Records supplied —
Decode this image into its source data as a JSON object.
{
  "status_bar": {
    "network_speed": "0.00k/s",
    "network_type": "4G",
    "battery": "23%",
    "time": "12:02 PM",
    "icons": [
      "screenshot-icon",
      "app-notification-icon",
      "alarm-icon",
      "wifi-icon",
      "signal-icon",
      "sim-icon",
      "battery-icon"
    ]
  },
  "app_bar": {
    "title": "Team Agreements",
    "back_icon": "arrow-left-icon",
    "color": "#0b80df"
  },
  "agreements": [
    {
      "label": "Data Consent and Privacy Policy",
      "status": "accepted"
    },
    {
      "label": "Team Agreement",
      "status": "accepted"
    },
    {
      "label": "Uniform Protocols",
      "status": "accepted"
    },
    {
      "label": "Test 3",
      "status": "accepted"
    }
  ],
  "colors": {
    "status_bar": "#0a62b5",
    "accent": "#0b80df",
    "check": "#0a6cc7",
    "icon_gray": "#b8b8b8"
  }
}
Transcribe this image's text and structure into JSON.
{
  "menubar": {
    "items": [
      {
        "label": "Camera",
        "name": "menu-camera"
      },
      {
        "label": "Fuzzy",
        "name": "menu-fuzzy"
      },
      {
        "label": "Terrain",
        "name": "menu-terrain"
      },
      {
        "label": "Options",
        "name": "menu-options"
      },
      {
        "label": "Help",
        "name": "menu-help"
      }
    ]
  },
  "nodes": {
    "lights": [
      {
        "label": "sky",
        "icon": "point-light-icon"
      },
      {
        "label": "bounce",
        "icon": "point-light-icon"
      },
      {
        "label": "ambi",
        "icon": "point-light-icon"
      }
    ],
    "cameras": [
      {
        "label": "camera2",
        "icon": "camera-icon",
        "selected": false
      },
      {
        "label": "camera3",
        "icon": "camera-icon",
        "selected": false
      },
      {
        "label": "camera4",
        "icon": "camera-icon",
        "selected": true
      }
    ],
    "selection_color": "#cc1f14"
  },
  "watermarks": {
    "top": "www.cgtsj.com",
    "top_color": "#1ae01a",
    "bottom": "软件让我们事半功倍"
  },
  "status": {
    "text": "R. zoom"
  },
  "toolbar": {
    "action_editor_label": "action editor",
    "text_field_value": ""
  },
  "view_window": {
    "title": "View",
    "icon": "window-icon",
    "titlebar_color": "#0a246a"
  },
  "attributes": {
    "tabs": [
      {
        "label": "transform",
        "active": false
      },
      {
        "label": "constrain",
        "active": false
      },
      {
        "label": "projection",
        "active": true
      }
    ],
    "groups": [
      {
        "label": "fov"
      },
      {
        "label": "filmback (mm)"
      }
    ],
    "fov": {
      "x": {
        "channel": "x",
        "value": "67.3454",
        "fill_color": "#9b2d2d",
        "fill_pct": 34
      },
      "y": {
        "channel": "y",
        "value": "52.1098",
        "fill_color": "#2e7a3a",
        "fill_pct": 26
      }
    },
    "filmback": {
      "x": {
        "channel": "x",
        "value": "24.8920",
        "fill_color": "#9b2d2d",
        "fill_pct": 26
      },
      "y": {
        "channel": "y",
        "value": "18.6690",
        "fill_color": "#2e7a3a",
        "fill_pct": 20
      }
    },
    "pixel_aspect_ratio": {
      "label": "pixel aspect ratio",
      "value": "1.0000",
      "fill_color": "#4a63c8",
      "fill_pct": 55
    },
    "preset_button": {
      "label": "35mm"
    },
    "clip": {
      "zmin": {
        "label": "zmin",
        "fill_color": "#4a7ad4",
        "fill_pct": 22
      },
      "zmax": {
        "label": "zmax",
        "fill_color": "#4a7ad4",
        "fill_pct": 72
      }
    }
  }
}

Exercise prompt —
Copy the records above exactly.

Solution for this task —
Decode this image into its source data as a JSON object.
{
  "status_bar": {
    "network_speed": "0.00k/s",
    "network_type": "4G",
    "battery": "23%",
    "time": "12:02 PM",
    "icons": [
      "screenshot-icon",
      "app-notification-icon",
      "alarm-icon",
      "wifi-icon",
      "signal-icon",
      "sim-icon",
      "battery-icon"
    ]
  },
  "app_bar": {
    "title": "Team Agreements",
    "back_icon": "arrow-left-icon",
    "color": "#0b80df"
  },
  "agreements": [
    {
      "label": "Data Consent and Privacy Policy",
      "status": "accepted"
    },
    {
      "label": "Team Agreement",
      "status": "accepted"
    },
    {
      "label": "Uniform Protocols",
      "status": "accepted"
    },
    {
      "label": "Test 3",
      "status": "accepted"
    }
  ],
  "colors": {
    "status_bar": "#0a62b5",
    "accent": "#0b80df",
    "check": "#0a6cc7",
    "icon_gray": "#b8b8b8"
  }
}
Transcribe this image's text and structure into JSON.
{
  "menubar": {
    "items": [
      {
        "label": "Camera",
        "name": "menu-camera"
      },
      {
        "label": "Fuzzy",
        "name": "menu-fuzzy"
      },
      {
        "label": "Terrain",
        "name": "menu-terrain"
      },
      {
        "label": "Options",
        "name": "menu-options"
      },
      {
        "label": "Help",
        "name": "menu-help"
      }
    ]
  },
  "nodes": {
    "lights": [
      {
        "label": "sky",
        "icon": "point-light-icon"
      },
      {
        "label": "bounce",
        "icon": "point-light-icon"
      },
      {
        "label": "ambi",
        "icon": "point-light-icon"
      }
    ],
    "cameras": [
      {
        "label": "camera2",
        "icon": "camera-icon",
        "selected": false
      },
      {
        "label": "camera3",
        "icon": "camera-icon",
        "selected": false
      },
      {
        "label": "camera4",
        "icon": "camera-icon",
        "selected": true
      }
    ],
    "selection_color": "#cc1f14"
  },
  "watermarks": {
    "top": "www.cgtsj.com",
    "top_color": "#1ae01a",
    "bottom": "软件让我们事半功倍"
  },
  "status": {
    "text": "R. zoom"
  },
  "toolbar": {
    "action_editor_label": "action editor",
    "text_field_value": ""
  },
  "view_window": {
    "title": "View",
    "icon": "window-icon",
    "titlebar_color": "#0a246a"
  },
  "attributes": {
    "tabs": [
      {
        "label": "transform",
        "active": false
      },
      {
        "label": "constrain",
        "active": false
      },
      {
        "label": "projection",
        "active": true
      }
    ],
    "groups": [
      {
        "label": "fov"
      },
      {
        "label": "filmback (mm)"
      }
    ],
    "fov": {
      "x": {
        "channel": "x",
        "value": "67.3454",
        "fill_color": "#9b2d2d",
        "fill_pct": 34
      },
      "y": {
        "channel": "y",
        "value": "52.1098",
        "fill_color": "#2e7a3a",
        "fill_pct": 26
      }
    },
    "filmback": {
      "x": {
        "channel": "x",
        "value": "24.8920",
        "fill_color": "#9b2d2d",
        "fill_pct": 26
      },
      "y": {
        "channel": "y",
        "value": "18.6690",
        "fill_color": "#2e7a3a",
        "fill_pct": 20
      }
    },
    "pixel_aspect_ratio": {
      "label": "pixel aspect ratio",
      "value": "1.0000",
      "fill_color": "#4a63c8",
      "fill_pct": 55
    },
    "preset_button": {
      "label": "35mm"
    },
    "clip": {
      "zmin": {
        "label": "zmin",
        "fill_color": "#4a7ad4",
        "fill_pct": 22
      },
      "zmax": {
        "label": "zmax",
        "fill_color": "#4a7ad4",
        "fill_pct": 72
      }
    }
  }
}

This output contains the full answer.